EXTRACTED INFORMATION:
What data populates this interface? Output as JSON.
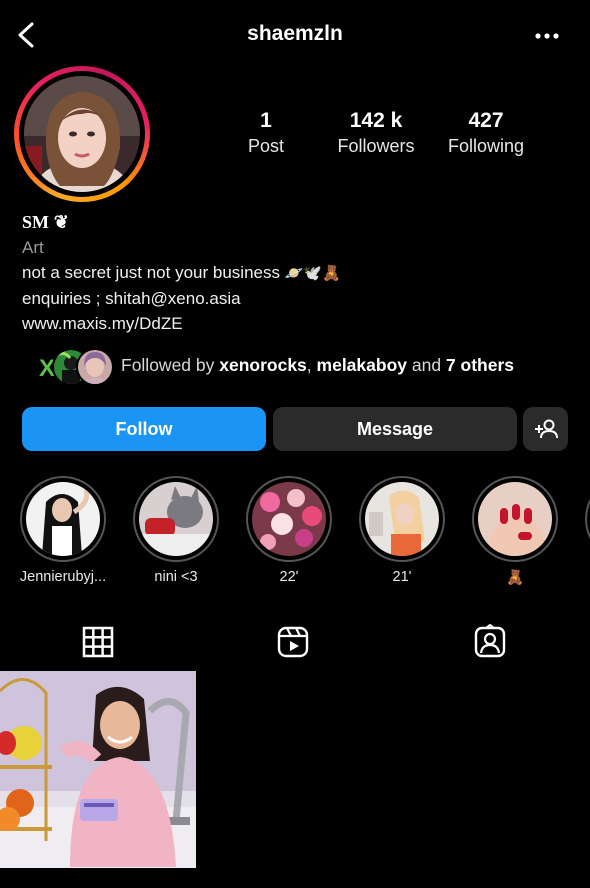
{
  "header": {
    "username": "shaemzln",
    "back_icon": "chevron-left-icon",
    "more_icon": "ellipsis-icon"
  },
  "stats": [
    {
      "value": "1",
      "label": "Post"
    },
    {
      "value": "142 k",
      "label": "Followers"
    },
    {
      "value": "427",
      "label": "Following"
    }
  ],
  "bio": {
    "name": "SM",
    "name_emoji": "❦",
    "category": "Art",
    "line1": "not a secret just not your business",
    "line1_emojis": "🪐🕊️🧸",
    "line2": "enquiries ; shitah@xeno.asia",
    "link": "www.maxis.my/DdZE"
  },
  "followed_by": {
    "prefix": "Followed by ",
    "user1": "xenorocks",
    "sep": ", ",
    "user2": "melakaboy",
    "and": " and ",
    "others": "7 others",
    "x_badge": "X"
  },
  "buttons": {
    "follow": "Follow",
    "message": "Message",
    "add_user_icon": "add-person-icon"
  },
  "highlights": [
    {
      "label": "Jennierubyj..."
    },
    {
      "label": "nini <3"
    },
    {
      "label": "22'"
    },
    {
      "label": "21'"
    },
    {
      "label": "🧸"
    }
  ],
  "tabs": [
    {
      "icon": "grid-icon"
    },
    {
      "icon": "reels-icon"
    },
    {
      "icon": "tagged-icon"
    }
  ],
  "colors": {
    "follow": "#1a94f5",
    "secondary_button": "#2b2b2b",
    "background": "#000000"
  }
}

GOAL OF THE EXERCISE: Copy all lines from the material that hold "label".

ANSWER FOR THIS EXERCISE:
      "label": "Post"
      "label": "Followers"
      "label": "Following"
      "label": "Jennierubyj..."
      "label": "nini <3"
      "label": "22'"
      "label": "21'"
      "label": "🧸"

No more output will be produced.